Data excerpts
══════

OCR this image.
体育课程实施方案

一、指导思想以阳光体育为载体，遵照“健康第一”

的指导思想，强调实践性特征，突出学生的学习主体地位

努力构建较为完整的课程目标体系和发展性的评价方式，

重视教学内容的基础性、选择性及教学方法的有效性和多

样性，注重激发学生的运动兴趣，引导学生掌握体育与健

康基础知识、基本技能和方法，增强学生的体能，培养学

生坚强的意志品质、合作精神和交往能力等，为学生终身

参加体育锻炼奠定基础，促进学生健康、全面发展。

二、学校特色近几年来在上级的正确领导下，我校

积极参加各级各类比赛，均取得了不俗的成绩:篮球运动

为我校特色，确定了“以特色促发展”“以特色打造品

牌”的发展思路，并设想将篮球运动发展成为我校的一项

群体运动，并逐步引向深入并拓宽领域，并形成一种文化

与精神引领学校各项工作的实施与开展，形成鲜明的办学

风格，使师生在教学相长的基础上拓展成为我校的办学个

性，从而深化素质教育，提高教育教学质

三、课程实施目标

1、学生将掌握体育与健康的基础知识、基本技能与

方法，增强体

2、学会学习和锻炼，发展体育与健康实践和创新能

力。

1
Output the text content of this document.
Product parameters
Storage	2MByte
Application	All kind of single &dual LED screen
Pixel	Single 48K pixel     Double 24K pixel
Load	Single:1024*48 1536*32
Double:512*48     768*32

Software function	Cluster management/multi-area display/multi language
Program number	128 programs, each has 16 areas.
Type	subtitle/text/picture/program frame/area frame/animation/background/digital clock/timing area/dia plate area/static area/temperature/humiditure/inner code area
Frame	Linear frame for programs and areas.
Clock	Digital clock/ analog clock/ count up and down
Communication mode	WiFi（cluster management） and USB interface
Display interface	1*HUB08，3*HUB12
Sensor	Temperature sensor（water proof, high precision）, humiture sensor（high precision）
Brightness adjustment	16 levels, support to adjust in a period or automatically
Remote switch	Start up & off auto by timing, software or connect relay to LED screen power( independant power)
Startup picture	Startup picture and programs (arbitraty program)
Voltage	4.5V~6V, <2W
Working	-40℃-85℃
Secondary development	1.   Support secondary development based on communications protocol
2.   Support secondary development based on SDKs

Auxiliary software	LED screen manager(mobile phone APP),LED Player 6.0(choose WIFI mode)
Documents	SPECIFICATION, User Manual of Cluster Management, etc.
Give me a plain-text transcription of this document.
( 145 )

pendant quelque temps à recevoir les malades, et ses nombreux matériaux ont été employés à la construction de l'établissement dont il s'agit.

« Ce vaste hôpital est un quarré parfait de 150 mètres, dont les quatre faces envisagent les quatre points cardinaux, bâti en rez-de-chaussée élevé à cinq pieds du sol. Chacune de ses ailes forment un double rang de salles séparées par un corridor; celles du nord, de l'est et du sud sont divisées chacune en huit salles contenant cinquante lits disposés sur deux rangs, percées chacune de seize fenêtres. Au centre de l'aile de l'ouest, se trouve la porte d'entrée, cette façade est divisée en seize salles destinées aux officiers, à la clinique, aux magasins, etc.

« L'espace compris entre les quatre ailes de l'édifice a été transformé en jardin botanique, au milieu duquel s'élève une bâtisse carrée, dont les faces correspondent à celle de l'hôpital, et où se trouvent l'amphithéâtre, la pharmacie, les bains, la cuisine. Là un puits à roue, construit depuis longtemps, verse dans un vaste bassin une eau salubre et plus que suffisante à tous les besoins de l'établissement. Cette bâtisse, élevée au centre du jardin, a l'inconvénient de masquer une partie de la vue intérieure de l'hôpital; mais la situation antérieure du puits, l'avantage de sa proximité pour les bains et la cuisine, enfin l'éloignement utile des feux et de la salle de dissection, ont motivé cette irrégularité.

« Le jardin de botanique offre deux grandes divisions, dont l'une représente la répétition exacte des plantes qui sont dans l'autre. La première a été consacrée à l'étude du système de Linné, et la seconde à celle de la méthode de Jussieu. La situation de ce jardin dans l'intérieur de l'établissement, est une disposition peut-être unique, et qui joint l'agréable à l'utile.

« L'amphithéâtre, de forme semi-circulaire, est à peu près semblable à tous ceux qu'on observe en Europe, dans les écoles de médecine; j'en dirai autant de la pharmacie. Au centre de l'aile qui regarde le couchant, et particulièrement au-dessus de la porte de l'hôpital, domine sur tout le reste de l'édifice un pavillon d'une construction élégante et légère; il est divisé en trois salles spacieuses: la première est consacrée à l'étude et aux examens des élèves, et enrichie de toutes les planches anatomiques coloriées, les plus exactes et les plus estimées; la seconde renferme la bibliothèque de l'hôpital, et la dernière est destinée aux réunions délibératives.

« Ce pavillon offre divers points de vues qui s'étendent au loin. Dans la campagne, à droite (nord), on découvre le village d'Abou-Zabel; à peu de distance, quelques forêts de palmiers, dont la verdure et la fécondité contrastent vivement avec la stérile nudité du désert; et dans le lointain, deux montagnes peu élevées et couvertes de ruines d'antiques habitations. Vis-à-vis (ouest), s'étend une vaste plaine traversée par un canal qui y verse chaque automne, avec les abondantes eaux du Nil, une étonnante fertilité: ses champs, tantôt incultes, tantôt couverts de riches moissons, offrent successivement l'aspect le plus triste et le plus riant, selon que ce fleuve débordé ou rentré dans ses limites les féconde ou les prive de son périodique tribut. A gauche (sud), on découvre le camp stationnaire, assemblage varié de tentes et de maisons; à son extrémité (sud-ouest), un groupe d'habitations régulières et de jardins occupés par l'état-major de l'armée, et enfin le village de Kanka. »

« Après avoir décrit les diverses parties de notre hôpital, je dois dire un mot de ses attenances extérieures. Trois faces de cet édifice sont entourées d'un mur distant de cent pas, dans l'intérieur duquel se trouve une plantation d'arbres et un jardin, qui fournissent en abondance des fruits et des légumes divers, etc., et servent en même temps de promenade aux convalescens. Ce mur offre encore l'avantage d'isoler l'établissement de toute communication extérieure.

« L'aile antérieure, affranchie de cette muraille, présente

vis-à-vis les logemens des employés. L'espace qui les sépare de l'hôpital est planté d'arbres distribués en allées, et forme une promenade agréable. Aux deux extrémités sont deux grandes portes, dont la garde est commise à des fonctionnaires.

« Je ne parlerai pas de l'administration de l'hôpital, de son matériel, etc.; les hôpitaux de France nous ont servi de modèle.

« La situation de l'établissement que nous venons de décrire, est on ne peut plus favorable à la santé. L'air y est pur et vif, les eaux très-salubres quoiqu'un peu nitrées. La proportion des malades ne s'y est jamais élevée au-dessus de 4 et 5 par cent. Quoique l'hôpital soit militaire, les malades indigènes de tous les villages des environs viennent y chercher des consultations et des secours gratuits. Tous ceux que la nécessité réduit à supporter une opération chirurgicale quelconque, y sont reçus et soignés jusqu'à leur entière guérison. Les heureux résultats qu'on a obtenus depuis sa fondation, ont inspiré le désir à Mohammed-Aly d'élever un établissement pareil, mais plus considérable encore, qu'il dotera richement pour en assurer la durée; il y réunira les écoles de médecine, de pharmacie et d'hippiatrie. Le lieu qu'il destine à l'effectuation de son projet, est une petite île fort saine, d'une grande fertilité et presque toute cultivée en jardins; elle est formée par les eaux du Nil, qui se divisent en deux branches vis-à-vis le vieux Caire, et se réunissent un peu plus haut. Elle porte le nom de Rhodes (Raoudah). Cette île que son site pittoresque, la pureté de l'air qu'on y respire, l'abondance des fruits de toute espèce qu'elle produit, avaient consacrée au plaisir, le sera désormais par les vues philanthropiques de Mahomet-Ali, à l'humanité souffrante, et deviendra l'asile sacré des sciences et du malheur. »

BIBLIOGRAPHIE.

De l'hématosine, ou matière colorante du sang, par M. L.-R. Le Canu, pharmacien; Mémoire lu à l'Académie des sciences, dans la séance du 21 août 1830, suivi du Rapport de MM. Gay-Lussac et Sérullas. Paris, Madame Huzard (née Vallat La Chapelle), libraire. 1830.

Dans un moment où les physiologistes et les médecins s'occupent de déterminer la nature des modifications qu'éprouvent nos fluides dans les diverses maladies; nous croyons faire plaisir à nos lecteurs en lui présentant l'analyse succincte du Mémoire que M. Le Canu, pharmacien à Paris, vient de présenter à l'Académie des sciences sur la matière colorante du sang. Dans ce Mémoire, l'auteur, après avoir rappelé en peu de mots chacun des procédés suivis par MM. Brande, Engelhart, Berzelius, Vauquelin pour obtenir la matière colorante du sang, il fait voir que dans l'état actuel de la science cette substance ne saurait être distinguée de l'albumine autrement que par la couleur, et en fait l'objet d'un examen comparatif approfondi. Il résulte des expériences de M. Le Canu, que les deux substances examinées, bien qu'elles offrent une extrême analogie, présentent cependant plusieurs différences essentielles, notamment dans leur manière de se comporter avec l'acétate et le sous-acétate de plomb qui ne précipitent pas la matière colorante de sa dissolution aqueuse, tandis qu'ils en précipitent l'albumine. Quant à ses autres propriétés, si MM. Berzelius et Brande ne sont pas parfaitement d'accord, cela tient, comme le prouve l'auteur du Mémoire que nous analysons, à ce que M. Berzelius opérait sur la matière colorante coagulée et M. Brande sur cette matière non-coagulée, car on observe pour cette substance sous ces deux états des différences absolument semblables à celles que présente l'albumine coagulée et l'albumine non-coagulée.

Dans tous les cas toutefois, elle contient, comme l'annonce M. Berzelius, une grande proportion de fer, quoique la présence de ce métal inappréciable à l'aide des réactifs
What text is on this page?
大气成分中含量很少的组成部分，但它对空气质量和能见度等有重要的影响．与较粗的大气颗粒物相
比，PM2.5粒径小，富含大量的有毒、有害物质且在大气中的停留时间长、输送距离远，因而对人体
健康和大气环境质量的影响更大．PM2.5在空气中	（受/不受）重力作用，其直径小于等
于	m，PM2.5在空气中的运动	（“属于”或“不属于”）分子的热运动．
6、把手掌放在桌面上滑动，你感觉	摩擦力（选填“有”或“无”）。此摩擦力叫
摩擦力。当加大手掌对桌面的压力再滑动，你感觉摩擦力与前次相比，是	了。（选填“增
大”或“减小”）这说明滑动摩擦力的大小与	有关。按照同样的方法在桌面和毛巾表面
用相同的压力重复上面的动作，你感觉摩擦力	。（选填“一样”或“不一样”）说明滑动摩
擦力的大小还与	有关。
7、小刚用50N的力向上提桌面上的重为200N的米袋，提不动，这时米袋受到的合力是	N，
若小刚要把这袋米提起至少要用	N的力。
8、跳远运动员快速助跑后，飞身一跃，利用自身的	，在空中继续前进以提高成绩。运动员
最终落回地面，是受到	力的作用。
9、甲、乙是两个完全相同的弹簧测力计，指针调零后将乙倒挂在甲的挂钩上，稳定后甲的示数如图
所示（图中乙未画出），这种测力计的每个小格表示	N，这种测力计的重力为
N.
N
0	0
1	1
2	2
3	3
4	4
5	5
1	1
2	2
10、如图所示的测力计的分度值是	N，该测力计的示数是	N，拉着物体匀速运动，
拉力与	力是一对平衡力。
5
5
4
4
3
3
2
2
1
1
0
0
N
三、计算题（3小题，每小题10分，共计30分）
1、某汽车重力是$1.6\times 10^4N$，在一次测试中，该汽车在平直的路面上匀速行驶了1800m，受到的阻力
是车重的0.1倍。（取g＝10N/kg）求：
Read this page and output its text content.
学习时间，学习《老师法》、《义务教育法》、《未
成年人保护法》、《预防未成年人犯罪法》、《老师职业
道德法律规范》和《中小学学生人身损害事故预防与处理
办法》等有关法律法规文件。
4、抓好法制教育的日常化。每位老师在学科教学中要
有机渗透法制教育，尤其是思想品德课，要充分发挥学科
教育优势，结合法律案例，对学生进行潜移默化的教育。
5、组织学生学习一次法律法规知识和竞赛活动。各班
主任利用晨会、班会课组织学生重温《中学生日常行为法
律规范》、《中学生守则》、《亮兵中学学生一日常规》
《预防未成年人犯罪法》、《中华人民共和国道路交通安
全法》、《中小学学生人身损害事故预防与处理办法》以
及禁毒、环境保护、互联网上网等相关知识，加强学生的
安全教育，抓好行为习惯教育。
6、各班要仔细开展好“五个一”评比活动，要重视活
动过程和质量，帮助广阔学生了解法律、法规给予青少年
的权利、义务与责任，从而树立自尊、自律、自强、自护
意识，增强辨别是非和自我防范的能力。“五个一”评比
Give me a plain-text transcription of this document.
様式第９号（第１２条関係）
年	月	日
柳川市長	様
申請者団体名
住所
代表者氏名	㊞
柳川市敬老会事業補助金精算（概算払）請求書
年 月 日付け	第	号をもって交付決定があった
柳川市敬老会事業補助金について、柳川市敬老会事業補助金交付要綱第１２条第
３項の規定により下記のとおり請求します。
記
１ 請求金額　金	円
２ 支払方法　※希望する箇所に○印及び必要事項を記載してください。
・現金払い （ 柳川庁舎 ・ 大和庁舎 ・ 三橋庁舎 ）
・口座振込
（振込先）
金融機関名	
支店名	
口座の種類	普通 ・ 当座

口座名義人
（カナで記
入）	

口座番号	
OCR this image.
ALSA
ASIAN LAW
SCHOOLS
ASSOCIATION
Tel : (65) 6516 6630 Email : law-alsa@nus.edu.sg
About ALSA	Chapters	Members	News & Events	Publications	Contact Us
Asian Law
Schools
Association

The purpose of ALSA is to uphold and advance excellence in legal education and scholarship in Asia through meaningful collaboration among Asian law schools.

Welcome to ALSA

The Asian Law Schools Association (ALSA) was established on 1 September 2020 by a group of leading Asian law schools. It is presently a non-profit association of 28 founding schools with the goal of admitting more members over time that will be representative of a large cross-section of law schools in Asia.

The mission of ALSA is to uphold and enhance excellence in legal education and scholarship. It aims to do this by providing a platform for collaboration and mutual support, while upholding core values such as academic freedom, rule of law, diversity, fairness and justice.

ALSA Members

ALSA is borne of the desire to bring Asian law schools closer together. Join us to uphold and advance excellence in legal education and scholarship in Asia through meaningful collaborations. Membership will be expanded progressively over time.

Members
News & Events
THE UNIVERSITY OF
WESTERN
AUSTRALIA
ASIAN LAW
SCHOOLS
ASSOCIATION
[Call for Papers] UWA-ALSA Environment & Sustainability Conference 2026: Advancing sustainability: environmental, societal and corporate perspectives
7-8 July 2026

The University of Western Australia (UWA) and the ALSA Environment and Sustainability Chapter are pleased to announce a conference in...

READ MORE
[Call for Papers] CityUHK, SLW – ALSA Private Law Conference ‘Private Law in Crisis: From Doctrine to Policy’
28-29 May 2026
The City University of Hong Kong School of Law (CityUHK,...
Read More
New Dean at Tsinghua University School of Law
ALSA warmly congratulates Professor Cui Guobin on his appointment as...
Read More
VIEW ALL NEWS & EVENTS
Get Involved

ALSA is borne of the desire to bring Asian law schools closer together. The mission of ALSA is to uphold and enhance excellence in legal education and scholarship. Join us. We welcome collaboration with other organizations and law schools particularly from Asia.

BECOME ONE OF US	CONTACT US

══════

Give only a number: how many lines of the data hold the string "mode"?

**RESULT:**
2